Tally every line of the listing where the string "Radiation" is found, and state the total alone.

(Extracted records)
________________________
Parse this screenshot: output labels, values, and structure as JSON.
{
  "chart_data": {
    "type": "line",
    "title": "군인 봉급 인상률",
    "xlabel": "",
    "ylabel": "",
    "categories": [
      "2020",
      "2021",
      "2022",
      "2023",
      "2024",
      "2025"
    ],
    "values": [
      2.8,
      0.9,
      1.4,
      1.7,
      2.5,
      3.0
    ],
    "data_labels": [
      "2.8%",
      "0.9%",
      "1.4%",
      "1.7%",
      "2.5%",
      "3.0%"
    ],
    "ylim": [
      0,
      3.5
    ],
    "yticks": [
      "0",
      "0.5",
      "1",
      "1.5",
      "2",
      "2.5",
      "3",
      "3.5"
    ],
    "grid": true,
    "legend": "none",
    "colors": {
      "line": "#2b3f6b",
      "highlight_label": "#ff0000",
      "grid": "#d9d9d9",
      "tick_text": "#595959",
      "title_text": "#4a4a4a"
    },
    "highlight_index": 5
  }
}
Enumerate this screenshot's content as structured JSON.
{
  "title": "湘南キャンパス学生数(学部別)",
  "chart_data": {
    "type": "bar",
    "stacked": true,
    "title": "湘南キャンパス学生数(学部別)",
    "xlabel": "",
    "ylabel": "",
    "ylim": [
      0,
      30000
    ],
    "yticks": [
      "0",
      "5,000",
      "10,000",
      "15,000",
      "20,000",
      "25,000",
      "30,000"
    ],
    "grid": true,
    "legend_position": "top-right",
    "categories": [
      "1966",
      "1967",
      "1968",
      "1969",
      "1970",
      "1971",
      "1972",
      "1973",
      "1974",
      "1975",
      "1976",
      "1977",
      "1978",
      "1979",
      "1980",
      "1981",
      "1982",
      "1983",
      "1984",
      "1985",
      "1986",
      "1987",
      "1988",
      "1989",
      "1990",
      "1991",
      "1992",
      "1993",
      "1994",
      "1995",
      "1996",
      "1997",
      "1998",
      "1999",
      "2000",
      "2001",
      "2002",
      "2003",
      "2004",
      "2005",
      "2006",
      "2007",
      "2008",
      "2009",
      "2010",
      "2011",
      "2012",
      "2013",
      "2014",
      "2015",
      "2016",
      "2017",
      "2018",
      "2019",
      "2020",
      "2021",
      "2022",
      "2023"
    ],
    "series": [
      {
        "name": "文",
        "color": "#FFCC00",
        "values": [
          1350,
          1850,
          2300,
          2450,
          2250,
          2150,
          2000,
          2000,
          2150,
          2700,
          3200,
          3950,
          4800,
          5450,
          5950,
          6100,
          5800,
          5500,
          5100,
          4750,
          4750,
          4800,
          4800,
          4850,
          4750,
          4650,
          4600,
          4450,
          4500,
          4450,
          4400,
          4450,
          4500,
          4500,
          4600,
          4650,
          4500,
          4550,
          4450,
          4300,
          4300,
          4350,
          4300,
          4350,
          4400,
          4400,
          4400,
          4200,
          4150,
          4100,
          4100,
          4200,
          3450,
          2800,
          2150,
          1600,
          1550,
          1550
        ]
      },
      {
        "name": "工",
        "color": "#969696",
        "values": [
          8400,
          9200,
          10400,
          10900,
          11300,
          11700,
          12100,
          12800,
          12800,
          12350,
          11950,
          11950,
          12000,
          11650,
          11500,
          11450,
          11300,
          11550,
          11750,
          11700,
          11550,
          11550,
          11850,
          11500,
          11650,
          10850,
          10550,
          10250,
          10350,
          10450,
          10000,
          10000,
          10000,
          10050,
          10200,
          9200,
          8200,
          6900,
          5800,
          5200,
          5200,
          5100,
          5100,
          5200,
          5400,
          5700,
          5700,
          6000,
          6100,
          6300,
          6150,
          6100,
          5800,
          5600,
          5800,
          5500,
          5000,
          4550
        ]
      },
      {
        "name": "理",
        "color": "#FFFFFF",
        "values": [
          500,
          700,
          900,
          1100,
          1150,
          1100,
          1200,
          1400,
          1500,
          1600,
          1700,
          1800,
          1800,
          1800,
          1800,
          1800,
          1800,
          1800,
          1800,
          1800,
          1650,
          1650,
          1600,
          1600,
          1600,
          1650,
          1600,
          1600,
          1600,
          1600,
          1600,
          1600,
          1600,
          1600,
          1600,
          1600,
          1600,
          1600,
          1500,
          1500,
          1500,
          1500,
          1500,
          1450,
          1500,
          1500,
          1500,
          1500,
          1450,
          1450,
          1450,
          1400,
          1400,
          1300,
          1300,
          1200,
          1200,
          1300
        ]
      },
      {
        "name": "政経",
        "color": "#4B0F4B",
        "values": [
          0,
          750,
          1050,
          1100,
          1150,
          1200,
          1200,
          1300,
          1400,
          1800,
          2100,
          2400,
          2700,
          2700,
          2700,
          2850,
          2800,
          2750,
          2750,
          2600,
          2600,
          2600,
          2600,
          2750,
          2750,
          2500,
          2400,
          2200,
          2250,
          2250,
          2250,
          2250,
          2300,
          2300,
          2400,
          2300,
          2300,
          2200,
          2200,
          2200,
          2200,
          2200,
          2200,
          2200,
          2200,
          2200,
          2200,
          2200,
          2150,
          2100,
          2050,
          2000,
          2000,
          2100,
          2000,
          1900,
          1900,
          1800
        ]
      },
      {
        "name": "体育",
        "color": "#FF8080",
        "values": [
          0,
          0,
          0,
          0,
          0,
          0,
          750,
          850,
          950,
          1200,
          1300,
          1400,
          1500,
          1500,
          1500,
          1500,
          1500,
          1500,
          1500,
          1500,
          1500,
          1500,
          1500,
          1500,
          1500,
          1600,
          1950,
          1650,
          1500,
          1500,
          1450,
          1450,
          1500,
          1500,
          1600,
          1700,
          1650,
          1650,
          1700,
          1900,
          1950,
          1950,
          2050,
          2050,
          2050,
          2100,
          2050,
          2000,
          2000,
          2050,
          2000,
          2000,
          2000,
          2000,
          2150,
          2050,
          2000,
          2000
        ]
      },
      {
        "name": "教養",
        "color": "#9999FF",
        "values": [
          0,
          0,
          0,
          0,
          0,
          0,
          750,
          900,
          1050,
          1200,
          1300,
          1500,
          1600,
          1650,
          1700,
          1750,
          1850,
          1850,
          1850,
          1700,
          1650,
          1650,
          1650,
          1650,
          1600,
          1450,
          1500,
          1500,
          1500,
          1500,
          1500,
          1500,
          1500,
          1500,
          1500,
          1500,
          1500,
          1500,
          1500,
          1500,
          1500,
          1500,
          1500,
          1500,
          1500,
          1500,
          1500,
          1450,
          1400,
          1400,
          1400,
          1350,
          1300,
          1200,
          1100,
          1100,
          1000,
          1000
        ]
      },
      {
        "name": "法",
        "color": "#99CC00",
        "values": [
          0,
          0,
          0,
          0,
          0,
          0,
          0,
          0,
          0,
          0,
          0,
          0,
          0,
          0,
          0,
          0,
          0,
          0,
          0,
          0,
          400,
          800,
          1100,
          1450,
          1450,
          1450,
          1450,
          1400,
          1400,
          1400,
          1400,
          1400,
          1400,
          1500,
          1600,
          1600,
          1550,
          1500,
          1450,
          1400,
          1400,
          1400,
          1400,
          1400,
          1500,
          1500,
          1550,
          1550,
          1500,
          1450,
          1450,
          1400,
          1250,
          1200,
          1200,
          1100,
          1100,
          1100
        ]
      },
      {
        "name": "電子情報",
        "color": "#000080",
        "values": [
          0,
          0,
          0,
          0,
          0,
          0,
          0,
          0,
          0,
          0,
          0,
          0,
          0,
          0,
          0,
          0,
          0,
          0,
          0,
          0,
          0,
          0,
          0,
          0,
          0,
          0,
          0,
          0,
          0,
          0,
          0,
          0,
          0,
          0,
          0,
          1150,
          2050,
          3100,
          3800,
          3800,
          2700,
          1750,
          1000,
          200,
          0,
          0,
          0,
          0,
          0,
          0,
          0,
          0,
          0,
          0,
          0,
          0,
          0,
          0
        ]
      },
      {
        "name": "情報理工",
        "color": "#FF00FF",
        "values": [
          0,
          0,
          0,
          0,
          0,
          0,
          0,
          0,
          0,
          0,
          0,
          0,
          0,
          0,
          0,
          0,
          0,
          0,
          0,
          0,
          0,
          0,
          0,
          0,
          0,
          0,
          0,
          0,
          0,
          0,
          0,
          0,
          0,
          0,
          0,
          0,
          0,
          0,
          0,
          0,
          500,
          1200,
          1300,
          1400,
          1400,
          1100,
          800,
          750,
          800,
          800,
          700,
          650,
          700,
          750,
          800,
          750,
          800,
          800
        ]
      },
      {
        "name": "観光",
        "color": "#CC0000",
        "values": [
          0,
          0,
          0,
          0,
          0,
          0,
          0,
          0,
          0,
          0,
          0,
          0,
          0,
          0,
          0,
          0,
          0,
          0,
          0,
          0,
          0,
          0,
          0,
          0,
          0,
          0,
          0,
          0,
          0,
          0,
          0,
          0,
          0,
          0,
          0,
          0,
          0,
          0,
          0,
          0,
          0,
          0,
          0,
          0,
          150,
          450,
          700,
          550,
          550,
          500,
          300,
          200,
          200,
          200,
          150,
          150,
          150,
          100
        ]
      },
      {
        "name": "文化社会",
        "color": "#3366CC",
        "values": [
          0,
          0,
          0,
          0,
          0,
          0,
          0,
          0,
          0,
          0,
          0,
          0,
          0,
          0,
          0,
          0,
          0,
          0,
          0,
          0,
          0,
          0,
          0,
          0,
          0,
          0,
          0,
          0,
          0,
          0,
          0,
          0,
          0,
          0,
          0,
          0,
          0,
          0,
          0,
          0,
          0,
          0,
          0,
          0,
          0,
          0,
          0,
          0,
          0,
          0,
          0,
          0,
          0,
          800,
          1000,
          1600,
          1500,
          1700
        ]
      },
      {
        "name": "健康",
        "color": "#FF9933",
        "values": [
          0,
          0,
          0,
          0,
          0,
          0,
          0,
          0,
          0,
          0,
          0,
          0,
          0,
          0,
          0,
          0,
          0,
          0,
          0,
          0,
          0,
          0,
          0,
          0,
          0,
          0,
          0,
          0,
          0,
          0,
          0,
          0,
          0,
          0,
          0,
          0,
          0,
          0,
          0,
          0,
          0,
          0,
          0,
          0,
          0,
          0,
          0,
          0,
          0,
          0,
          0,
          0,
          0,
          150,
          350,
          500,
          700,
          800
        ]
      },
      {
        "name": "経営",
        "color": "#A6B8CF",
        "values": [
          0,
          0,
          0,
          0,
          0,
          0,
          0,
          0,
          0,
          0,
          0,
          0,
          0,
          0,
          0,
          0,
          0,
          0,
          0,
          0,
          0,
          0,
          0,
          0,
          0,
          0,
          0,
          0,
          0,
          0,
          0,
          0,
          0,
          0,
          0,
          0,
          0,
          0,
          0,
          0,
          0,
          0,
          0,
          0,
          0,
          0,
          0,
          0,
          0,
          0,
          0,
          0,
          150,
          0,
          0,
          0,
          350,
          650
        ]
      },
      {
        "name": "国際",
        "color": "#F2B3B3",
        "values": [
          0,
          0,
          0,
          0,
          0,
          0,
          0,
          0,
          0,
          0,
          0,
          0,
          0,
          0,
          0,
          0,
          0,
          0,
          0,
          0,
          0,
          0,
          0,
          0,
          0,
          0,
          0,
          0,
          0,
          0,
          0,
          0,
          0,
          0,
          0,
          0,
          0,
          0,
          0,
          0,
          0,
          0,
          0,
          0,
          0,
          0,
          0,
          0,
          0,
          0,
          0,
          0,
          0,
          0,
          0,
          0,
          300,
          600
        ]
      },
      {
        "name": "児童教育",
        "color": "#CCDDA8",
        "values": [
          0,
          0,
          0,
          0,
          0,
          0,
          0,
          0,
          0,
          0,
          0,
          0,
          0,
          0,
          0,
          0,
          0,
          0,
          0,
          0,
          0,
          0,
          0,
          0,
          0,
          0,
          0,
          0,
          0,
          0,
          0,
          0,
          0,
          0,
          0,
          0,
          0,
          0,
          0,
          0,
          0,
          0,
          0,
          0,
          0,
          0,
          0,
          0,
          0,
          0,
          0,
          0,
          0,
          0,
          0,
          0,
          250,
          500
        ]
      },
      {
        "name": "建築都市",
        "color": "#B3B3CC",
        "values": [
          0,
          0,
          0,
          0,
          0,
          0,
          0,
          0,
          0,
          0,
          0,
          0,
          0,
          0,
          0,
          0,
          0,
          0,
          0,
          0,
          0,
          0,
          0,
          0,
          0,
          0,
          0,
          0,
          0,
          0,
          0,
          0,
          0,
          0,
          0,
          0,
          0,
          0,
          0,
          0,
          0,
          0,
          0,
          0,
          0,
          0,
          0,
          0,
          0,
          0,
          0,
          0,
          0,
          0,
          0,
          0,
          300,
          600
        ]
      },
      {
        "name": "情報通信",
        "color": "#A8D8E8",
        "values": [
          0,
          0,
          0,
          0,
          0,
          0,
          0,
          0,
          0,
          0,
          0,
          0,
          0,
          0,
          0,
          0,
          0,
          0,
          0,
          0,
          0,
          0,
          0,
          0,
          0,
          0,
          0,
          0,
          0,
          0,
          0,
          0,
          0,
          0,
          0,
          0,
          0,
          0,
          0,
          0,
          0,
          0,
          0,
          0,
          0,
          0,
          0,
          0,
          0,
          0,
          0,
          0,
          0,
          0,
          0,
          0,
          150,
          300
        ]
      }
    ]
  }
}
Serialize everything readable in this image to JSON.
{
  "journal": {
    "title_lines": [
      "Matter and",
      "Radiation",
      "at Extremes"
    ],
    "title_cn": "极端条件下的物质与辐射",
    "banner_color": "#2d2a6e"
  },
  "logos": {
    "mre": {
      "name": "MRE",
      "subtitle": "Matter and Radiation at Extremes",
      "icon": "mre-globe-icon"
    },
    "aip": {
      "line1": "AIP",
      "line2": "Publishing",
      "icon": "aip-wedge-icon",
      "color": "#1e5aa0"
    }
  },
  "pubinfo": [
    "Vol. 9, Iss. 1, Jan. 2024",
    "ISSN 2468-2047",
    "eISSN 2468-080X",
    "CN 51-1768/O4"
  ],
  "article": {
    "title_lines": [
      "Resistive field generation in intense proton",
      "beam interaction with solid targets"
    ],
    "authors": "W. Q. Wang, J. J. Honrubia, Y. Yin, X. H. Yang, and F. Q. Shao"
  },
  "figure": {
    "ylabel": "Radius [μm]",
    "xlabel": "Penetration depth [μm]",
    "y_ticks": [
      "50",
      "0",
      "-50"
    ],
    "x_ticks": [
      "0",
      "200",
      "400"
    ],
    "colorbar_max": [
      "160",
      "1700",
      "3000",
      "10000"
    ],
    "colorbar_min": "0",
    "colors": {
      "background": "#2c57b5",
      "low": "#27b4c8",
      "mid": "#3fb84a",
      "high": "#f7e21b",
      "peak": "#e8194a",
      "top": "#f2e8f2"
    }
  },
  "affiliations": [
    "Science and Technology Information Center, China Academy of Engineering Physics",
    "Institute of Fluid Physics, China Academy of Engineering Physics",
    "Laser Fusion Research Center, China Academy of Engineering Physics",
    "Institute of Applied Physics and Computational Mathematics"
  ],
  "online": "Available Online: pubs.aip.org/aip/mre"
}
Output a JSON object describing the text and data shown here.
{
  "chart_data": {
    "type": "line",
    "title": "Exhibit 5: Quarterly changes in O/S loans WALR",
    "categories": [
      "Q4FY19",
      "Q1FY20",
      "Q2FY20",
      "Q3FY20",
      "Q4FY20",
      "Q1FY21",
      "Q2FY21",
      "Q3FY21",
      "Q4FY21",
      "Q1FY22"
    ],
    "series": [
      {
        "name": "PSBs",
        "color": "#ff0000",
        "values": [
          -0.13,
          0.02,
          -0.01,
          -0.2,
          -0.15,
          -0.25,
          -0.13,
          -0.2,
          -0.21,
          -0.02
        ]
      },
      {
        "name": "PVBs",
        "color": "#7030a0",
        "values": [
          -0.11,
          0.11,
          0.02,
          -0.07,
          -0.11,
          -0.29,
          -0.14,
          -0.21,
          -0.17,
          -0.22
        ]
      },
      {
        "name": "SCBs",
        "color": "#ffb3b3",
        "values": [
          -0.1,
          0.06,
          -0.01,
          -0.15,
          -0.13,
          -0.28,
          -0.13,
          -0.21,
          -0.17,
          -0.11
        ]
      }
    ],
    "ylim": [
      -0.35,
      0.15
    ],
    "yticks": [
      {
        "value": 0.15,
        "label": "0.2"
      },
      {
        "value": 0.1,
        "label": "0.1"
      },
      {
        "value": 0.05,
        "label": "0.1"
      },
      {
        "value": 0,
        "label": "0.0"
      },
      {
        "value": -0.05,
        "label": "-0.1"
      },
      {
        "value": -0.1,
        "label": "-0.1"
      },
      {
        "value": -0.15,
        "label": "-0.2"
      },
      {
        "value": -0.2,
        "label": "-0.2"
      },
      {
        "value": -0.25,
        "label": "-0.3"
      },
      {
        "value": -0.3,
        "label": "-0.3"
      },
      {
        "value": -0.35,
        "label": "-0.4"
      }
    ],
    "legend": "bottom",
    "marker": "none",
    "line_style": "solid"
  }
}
________________________
OUTPUT OF THE TASK> 2